Each record needs to be echoed exactly; can you do that?

** Begin SUPPLIED MATERIAL **

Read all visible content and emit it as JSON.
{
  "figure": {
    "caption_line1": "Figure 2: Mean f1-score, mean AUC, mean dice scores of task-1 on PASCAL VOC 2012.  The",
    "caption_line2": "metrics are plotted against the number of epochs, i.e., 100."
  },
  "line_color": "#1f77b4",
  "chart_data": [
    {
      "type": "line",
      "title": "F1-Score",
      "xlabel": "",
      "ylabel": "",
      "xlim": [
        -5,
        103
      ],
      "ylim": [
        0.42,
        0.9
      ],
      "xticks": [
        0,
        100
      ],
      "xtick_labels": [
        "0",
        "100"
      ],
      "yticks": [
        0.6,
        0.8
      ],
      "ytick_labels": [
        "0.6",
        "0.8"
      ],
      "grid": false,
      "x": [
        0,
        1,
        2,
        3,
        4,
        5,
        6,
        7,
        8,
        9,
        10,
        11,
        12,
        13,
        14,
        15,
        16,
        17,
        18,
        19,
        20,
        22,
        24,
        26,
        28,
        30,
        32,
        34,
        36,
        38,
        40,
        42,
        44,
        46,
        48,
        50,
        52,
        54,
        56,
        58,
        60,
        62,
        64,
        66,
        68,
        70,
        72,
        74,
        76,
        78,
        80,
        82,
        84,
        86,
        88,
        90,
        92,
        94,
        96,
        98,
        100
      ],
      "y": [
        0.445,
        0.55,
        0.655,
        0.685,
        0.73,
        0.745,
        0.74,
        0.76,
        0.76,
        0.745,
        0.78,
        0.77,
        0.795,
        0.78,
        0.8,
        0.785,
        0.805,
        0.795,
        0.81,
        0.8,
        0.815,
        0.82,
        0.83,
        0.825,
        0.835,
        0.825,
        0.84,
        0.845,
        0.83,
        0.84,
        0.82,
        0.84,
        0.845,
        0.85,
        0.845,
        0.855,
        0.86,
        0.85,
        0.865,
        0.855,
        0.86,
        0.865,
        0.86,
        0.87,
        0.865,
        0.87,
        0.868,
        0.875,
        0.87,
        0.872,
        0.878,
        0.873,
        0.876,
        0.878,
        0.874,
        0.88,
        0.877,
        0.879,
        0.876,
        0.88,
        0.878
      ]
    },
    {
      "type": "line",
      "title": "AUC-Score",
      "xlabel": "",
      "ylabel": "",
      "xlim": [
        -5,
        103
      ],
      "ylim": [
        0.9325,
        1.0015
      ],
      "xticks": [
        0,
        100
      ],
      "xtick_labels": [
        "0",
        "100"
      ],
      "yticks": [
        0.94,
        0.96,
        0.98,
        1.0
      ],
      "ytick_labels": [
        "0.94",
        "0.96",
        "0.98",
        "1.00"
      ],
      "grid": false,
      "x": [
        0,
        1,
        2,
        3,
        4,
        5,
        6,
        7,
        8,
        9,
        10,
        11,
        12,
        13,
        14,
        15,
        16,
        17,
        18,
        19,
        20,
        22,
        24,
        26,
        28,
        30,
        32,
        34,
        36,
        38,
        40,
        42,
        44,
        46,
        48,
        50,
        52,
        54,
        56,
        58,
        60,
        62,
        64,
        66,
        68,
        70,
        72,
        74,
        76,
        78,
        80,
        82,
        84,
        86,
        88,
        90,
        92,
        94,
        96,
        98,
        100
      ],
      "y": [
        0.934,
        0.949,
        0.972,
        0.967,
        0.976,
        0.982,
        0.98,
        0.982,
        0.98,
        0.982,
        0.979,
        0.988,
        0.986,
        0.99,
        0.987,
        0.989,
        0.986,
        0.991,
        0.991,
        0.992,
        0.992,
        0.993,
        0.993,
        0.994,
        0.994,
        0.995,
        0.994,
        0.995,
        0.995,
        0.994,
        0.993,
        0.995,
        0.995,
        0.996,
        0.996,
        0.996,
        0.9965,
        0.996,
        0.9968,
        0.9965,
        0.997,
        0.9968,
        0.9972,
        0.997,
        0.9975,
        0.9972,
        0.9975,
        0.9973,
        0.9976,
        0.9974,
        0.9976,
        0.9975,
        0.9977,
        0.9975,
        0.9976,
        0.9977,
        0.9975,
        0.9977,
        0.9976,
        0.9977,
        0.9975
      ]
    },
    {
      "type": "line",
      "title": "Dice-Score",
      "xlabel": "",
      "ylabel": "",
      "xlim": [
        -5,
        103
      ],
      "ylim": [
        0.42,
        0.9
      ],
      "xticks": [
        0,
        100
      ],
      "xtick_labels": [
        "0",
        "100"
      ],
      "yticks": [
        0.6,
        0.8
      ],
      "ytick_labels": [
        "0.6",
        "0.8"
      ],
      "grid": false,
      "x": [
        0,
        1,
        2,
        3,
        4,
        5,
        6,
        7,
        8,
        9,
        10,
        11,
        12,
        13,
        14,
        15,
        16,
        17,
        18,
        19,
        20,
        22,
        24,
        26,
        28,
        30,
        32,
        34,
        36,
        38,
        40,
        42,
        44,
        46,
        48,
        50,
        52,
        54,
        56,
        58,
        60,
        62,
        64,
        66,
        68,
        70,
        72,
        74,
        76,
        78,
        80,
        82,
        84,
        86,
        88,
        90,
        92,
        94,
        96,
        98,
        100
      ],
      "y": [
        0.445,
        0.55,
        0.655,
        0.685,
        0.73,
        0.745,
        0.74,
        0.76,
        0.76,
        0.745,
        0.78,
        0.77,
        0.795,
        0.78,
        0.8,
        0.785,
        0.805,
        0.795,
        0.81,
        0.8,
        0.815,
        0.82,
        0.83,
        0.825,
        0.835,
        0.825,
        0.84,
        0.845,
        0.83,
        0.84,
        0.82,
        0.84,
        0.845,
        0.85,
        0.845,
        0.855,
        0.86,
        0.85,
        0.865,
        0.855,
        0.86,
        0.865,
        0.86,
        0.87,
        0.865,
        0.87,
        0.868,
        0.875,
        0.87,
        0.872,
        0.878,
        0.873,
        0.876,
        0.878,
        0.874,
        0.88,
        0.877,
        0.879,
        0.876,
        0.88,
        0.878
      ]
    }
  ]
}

** End SUPPLIED MATERIAL **

EXPECTED ANSWER:
Read all visible content and emit it as JSON.
{
  "figure": {
    "caption_line1": "Figure 2: Mean f1-score, mean AUC, mean dice scores of task-1 on PASCAL VOC 2012.  The",
    "caption_line2": "metrics are plotted against the number of epochs, i.e., 100."
  },
  "line_color": "#1f77b4",
  "chart_data": [
    {
      "type": "line",
      "title": "F1-Score",
      "xlabel": "",
      "ylabel": "",
      "xlim": [
        -5,
        103
      ],
      "ylim": [
        0.42,
        0.9
      ],
      "xticks": [
        0,
        100
      ],
      "xtick_labels": [
        "0",
        "100"
      ],
      "yticks": [
        0.6,
        0.8
      ],
      "ytick_labels": [
        "0.6",
        "0.8"
      ],
      "grid": false,
      "x": [
        0,
        1,
        2,
        3,
        4,
        5,
        6,
        7,
        8,
        9,
        10,
        11,
        12,
        13,
        14,
        15,
        16,
        17,
        18,
        19,
        20,
        22,
        24,
        26,
        28,
        30,
        32,
        34,
        36,
        38,
        40,
        42,
        44,
        46,
        48,
        50,
        52,
        54,
        56,
        58,
        60,
        62,
        64,
        66,
        68,
        70,
        72,
        74,
        76,
        78,
        80,
        82,
        84,
        86,
        88,
        90,
        92,
        94,
        96,
        98,
        100
      ],
      "y": [
        0.445,
        0.55,
        0.655,
        0.685,
        0.73,
        0.745,
        0.74,
        0.76,
        0.76,
        0.745,
        0.78,
        0.77,
        0.795,
        0.78,
        0.8,
        0.785,
        0.805,
        0.795,
        0.81,
        0.8,
        0.815,
        0.82,
        0.83,
        0.825,
        0.835,
        0.825,
        0.84,
        0.845,
        0.83,
        0.84,
        0.82,
        0.84,
        0.845,
        0.85,
        0.845,
        0.855,
        0.86,
        0.85,
        0.865,
        0.855,
        0.86,
        0.865,
        0.86,
        0.87,
        0.865,
        0.87,
        0.868,
        0.875,
        0.87,
        0.872,
        0.878,
        0.873,
        0.876,
        0.878,
        0.874,
        0.88,
        0.877,
        0.879,
        0.876,
        0.88,
        0.878
      ]
    },
    {
      "type": "line",
      "title": "AUC-Score",
      "xlabel": "",
      "ylabel": "",
      "xlim": [
        -5,
        103
      ],
      "ylim": [
        0.9325,
        1.0015
      ],
      "xticks": [
        0,
        100
      ],
      "xtick_labels": [
        "0",
        "100"
      ],
      "yticks": [
        0.94,
        0.96,
        0.98,
        1.0
      ],
      "ytick_labels": [
        "0.94",
        "0.96",
        "0.98",
        "1.00"
      ],
      "grid": false,
      "x": [
        0,
        1,
        2,
        3,
        4,
        5,
        6,
        7,
        8,
        9,
        10,
        11,
        12,
        13,
        14,
        15,
        16,
        17,
        18,
        19,
        20,
        22,
        24,
        26,
        28,
        30,
        32,
        34,
        36,
        38,
        40,
        42,
        44,
        46,
        48,
        50,
        52,
        54,
        56,
        58,
        60,
        62,
        64,
        66,
        68,
        70,
        72,
        74,
        76,
        78,
        80,
        82,
        84,
        86,
        88,
        90,
        92,
        94,
        96,
        98,
        100
      ],
      "y": [
        0.934,
        0.949,
        0.972,
        0.967,
        0.976,
        0.982,
        0.98,
        0.982,
        0.98,
        0.982,
        0.979,
        0.988,
        0.986,
        0.99,
        0.987,
        0.989,
        0.986,
        0.991,
        0.991,
        0.992,
        0.992,
        0.993,
        0.993,
        0.994,
        0.994,
        0.995,
        0.994,
        0.995,
        0.995,
        0.994,
        0.993,
        0.995,
        0.995,
        0.996,
        0.996,
        0.996,
        0.9965,
        0.996,
        0.9968,
        0.9965,
        0.997,
        0.9968,
        0.9972,
        0.997,
        0.9975,
        0.9972,
        0.9975,
        0.9973,
        0.9976,
        0.9974,
        0.9976,
        0.9975,
        0.9977,
        0.9975,
        0.9976,
        0.9977,
        0.9975,
        0.9977,
        0.9976,
        0.9977,
        0.9975
      ]
    },
    {
      "type": "line",
      "title": "Dice-Score",
      "xlabel": "",
      "ylabel": "",
      "xlim": [
        -5,
        103
      ],
      "ylim": [
        0.42,
        0.9
      ],
      "xticks": [
        0,
        100
      ],
      "xtick_labels": [
        "0",
        "100"
      ],
      "yticks": [
        0.6,
        0.8
      ],
      "ytick_labels": [
        "0.6",
        "0.8"
      ],
      "grid": false,
      "x": [
        0,
        1,
        2,
        3,
        4,
        5,
        6,
        7,
        8,
        9,
        10,
        11,
        12,
        13,
        14,
        15,
        16,
        17,
        18,
        19,
        20,
        22,
        24,
        26,
        28,
        30,
        32,
        34,
        36,
        38,
        40,
        42,
        44,
        46,
        48,
        50,
        52,
        54,
        56,
        58,
        60,
        62,
        64,
        66,
        68,
        70,
        72,
        74,
        76,
        78,
        80,
        82,
        84,
        86,
        88,
        90,
        92,
        94,
        96,
        98,
        100
      ],
      "y": [
        0.445,
        0.55,
        0.655,
        0.685,
        0.73,
        0.745,
        0.74,
        0.76,
        0.76,
        0.745,
        0.78,
        0.77,
        0.795,
        0.78,
        0.8,
        0.785,
        0.805,
        0.795,
        0.81,
        0.8,
        0.815,
        0.82,
        0.83,
        0.825,
        0.835,
        0.825,
        0.84,
        0.845,
        0.83,
        0.84,
        0.82,
        0.84,
        0.845,
        0.85,
        0.845,
        0.855,
        0.86,
        0.85,
        0.865,
        0.855,
        0.86,
        0.865,
        0.86,
        0.87,
        0.865,
        0.87,
        0.868,
        0.875,
        0.87,
        0.872,
        0.878,
        0.873,
        0.876,
        0.878,
        0.874,
        0.88,
        0.877,
        0.879,
        0.876,
        0.88,
        0.878
      ]
    }
  ]
}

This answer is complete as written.